● Data records:
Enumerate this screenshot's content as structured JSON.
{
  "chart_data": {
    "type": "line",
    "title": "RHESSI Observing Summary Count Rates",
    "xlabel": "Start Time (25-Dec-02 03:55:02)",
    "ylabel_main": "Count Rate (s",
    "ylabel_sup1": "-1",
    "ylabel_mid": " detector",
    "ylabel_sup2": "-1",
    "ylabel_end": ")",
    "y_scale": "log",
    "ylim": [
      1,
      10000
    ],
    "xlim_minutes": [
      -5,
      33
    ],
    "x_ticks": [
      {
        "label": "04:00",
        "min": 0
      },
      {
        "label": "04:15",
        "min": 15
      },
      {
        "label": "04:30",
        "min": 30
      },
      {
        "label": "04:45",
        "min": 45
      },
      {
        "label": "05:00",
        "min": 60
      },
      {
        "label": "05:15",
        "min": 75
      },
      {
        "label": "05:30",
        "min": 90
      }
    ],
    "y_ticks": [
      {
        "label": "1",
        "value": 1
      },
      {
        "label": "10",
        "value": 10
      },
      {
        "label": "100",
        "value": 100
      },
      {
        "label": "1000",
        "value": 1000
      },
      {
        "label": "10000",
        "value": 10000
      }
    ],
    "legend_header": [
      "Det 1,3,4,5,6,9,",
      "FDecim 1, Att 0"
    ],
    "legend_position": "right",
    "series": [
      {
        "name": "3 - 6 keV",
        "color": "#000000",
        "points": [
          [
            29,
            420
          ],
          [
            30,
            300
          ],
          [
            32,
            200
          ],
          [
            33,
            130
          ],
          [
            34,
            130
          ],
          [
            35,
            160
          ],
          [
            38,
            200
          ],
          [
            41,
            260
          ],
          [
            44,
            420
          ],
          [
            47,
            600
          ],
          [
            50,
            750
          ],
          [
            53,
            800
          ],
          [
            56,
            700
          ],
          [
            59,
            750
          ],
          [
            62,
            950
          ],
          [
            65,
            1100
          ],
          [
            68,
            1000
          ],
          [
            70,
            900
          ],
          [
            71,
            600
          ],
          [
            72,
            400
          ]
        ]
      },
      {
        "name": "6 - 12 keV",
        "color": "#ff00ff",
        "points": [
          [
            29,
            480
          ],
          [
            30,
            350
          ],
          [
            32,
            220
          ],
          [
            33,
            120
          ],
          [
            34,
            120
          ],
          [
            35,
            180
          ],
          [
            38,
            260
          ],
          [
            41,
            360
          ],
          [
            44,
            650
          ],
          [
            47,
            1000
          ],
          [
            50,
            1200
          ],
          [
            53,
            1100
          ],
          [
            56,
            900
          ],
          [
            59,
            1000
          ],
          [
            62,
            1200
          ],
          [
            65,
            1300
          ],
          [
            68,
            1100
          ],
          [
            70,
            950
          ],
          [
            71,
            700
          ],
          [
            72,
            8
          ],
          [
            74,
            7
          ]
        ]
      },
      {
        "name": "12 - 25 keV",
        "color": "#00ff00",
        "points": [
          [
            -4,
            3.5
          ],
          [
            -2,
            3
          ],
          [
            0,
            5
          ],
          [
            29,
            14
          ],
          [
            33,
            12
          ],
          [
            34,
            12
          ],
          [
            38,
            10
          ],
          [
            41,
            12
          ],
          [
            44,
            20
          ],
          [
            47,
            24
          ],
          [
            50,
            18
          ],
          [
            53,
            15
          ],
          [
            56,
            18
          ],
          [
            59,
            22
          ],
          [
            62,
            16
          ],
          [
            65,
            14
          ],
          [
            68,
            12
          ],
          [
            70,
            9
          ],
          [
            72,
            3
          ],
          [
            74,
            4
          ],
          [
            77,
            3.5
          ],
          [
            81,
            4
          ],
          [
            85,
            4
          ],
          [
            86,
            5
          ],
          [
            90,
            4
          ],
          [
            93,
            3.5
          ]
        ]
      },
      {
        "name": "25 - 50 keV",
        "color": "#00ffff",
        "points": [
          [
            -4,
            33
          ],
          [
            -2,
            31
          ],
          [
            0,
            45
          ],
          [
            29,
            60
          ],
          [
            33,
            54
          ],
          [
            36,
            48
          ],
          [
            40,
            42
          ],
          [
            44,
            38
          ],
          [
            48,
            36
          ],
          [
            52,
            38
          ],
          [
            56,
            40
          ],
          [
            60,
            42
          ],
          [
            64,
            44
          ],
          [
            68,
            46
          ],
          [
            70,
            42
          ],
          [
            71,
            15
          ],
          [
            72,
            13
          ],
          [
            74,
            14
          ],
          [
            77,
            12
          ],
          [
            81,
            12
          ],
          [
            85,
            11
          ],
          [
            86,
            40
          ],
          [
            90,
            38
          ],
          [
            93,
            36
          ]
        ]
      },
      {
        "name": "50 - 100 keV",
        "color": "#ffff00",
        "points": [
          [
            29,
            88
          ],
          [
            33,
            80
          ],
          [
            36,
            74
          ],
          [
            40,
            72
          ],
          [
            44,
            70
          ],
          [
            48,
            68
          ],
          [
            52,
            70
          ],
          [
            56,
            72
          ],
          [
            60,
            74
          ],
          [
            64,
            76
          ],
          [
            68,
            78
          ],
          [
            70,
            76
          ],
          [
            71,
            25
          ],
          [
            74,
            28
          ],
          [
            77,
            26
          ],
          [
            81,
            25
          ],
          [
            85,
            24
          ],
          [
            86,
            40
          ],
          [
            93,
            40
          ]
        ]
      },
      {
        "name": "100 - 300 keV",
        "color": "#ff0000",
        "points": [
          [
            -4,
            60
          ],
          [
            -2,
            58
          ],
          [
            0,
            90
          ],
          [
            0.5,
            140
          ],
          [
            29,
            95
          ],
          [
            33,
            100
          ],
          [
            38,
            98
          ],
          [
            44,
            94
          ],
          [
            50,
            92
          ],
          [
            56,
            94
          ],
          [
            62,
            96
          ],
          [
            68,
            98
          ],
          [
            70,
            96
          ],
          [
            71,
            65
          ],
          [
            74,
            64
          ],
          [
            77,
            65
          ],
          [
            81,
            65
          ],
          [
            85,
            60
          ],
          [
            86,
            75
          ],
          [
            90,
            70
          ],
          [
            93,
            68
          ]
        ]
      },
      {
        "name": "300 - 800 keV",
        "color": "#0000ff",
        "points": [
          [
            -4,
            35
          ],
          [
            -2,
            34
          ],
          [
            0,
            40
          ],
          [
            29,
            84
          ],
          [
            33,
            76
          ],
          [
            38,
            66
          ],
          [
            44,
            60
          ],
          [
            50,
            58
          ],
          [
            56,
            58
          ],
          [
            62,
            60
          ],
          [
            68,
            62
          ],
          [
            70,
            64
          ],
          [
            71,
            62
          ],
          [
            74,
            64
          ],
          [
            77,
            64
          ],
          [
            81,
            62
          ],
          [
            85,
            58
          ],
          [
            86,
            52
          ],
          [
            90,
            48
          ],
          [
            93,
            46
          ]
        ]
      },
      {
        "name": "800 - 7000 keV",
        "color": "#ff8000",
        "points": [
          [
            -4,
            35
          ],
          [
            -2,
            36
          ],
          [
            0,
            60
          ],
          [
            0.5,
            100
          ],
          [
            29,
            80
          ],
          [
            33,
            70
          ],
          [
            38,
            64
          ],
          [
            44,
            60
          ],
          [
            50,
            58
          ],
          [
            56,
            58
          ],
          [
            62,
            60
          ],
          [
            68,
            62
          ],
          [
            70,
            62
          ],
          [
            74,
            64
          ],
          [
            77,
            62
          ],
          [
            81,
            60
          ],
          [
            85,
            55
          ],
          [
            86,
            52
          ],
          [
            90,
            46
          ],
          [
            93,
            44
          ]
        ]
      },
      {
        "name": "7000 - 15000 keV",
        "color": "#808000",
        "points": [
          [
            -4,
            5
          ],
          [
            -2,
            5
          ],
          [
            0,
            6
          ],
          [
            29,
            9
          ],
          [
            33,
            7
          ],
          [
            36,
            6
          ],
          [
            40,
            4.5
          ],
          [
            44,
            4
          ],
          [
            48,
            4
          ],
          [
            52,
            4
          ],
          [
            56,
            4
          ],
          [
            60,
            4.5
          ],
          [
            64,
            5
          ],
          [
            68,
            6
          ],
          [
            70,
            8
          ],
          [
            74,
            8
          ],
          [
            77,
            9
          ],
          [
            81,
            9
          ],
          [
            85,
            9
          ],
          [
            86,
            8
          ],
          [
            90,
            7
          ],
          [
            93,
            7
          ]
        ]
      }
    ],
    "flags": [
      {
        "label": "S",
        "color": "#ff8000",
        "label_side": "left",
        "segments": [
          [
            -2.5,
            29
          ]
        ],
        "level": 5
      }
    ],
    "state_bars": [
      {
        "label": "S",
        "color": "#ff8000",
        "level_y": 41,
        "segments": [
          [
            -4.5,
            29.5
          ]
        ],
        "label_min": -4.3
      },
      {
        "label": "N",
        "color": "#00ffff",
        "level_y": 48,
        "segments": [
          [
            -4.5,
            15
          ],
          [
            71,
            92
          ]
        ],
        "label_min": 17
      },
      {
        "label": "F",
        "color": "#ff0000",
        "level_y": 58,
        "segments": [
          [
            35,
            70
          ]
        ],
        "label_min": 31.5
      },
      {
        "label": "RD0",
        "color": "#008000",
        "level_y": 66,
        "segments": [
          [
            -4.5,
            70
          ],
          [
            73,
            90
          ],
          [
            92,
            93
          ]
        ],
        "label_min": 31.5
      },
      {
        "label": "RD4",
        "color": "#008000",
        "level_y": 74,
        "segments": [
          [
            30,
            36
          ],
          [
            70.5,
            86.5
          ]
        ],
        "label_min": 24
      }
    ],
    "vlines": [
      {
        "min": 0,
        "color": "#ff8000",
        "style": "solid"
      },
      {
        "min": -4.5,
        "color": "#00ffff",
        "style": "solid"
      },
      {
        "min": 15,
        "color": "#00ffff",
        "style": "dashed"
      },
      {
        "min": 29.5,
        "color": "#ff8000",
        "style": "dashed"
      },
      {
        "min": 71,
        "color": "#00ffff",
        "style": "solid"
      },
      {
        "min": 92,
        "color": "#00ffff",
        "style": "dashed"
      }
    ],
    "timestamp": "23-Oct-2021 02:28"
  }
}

● Exercise goal:
In the records above, locate each line with the word "name". Copy all such lines.

● Answer to this problem:
        "name": "3 - 6 keV",
        "name": "6 - 12 keV",
        "name": "12 - 25 keV",
        "name": "25 - 50 keV",
        "name": "50 - 100 keV",
        "name": "100 - 300 keV",
        "name": "300 - 800 keV",
        "name": "800 - 7000 keV",
        "name": "7000 - 15000 keV",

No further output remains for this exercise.